_Task prompt_
Every record here should be printed again exactly.

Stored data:
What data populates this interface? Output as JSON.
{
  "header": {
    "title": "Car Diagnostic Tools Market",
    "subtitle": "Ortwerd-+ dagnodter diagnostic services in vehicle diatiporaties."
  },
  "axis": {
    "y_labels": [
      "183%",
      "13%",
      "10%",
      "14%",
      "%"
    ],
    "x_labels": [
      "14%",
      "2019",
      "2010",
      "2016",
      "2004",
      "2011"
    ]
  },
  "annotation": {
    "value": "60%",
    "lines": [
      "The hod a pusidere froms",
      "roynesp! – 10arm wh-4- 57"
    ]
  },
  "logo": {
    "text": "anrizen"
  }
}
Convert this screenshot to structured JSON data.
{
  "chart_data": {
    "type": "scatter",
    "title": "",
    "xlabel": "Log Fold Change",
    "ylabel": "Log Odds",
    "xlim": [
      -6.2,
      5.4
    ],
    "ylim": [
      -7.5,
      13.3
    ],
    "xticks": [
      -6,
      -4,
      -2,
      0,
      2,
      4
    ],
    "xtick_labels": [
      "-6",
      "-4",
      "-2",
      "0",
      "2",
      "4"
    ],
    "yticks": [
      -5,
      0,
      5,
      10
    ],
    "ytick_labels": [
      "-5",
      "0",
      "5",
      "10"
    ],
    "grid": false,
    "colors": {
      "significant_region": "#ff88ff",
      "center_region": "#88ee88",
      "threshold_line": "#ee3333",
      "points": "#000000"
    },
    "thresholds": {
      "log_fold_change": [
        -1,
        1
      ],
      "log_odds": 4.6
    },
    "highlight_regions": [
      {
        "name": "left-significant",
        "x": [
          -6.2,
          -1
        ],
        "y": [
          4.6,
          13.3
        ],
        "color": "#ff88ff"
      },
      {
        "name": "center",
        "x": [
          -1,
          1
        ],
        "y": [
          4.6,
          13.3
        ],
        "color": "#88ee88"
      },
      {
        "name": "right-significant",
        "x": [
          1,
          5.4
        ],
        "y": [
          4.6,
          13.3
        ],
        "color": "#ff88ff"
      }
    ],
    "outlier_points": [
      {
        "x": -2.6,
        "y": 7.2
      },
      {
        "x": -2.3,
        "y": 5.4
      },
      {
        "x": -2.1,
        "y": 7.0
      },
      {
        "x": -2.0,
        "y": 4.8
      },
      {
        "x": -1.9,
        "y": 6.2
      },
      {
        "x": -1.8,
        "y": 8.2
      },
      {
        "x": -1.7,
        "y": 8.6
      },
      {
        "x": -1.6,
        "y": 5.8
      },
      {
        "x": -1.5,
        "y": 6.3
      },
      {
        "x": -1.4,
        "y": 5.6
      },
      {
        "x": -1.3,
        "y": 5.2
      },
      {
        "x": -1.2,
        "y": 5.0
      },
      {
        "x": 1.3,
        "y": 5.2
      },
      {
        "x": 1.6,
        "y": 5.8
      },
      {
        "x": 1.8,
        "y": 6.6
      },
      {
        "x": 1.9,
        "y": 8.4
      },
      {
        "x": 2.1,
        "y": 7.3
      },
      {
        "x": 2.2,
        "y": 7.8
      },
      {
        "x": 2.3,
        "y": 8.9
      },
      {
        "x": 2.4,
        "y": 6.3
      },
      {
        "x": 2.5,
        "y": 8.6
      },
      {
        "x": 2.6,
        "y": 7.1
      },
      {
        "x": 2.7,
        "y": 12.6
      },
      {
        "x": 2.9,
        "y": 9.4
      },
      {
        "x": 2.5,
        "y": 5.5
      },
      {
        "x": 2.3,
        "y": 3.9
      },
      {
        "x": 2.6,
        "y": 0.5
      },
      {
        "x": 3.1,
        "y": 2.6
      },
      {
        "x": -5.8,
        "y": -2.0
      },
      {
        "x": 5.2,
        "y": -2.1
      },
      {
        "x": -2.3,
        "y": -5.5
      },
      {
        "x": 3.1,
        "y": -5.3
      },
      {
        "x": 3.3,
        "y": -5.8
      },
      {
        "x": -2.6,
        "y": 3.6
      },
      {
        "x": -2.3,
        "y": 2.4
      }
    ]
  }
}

_Task output_
What data populates this interface? Output as JSON.
{
  "header": {
    "title": "Car Diagnostic Tools Market",
    "subtitle": "Ortwerd-+ dagnodter diagnostic services in vehicle diatiporaties."
  },
  "axis": {
    "y_labels": [
      "183%",
      "13%",
      "10%",
      "14%",
      "%"
    ],
    "x_labels": [
      "14%",
      "2019",
      "2010",
      "2016",
      "2004",
      "2011"
    ]
  },
  "annotation": {
    "value": "60%",
    "lines": [
      "The hod a pusidere froms",
      "roynesp! – 10arm wh-4- 57"
    ]
  },
  "logo": {
    "text": "anrizen"
  }
}
Convert this screenshot to structured JSON data.
{
  "chart_data": {
    "type": "scatter",
    "title": "",
    "xlabel": "Log Fold Change",
    "ylabel": "Log Odds",
    "xlim": [
      -6.2,
      5.4
    ],
    "ylim": [
      -7.5,
      13.3
    ],
    "xticks": [
      -6,
      -4,
      -2,
      0,
      2,
      4
    ],
    "xtick_labels": [
      "-6",
      "-4",
      "-2",
      "0",
      "2",
      "4"
    ],
    "yticks": [
      -5,
      0,
      5,
      10
    ],
    "ytick_labels": [
      "-5",
      "0",
      "5",
      "10"
    ],
    "grid": false,
    "colors": {
      "significant_region": "#ff88ff",
      "center_region": "#88ee88",
      "threshold_line": "#ee3333",
      "points": "#000000"
    },
    "thresholds": {
      "log_fold_change": [
        -1,
        1
      ],
      "log_odds": 4.6
    },
    "highlight_regions": [
      {
        "name": "left-significant",
        "x": [
          -6.2,
          -1
        ],
        "y": [
          4.6,
          13.3
        ],
        "color": "#ff88ff"
      },
      {
        "name": "center",
        "x": [
          -1,
          1
        ],
        "y": [
          4.6,
          13.3
        ],
        "color": "#88ee88"
      },
      {
        "name": "right-significant",
        "x": [
          1,
          5.4
        ],
        "y": [
          4.6,
          13.3
        ],
        "color": "#ff88ff"
      }
    ],
    "outlier_points": [
      {
        "x": -2.6,
        "y": 7.2
      },
      {
        "x": -2.3,
        "y": 5.4
      },
      {
        "x": -2.1,
        "y": 7.0
      },
      {
        "x": -2.0,
        "y": 4.8
      },
      {
        "x": -1.9,
        "y": 6.2
      },
      {
        "x": -1.8,
        "y": 8.2
      },
      {
        "x": -1.7,
        "y": 8.6
      },
      {
        "x": -1.6,
        "y": 5.8
      },
      {
        "x": -1.5,
        "y": 6.3
      },
      {
        "x": -1.4,
        "y": 5.6
      },
      {
        "x": -1.3,
        "y": 5.2
      },
      {
        "x": -1.2,
        "y": 5.0
      },
      {
        "x": 1.3,
        "y": 5.2
      },
      {
        "x": 1.6,
        "y": 5.8
      },
      {
        "x": 1.8,
        "y": 6.6
      },
      {
        "x": 1.9,
        "y": 8.4
      },
      {
        "x": 2.1,
        "y": 7.3
      },
      {
        "x": 2.2,
        "y": 7.8
      },
      {
        "x": 2.3,
        "y": 8.9
      },
      {
        "x": 2.4,
        "y": 6.3
      },
      {
        "x": 2.5,
        "y": 8.6
      },
      {
        "x": 2.6,
        "y": 7.1
      },
      {
        "x": 2.7,
        "y": 12.6
      },
      {
        "x": 2.9,
        "y": 9.4
      },
      {
        "x": 2.5,
        "y": 5.5
      },
      {
        "x": 2.3,
        "y": 3.9
      },
      {
        "x": 2.6,
        "y": 0.5
      },
      {
        "x": 3.1,
        "y": 2.6
      },
      {
        "x": -5.8,
        "y": -2.0
      },
      {
        "x": 5.2,
        "y": -2.1
      },
      {
        "x": -2.3,
        "y": -5.5
      },
      {
        "x": 3.1,
        "y": -5.3
      },
      {
        "x": 3.3,
        "y": -5.8
      },
      {
        "x": -2.6,
        "y": 3.6
      },
      {
        "x": -2.3,
        "y": 2.4
      }
    ]
  }
}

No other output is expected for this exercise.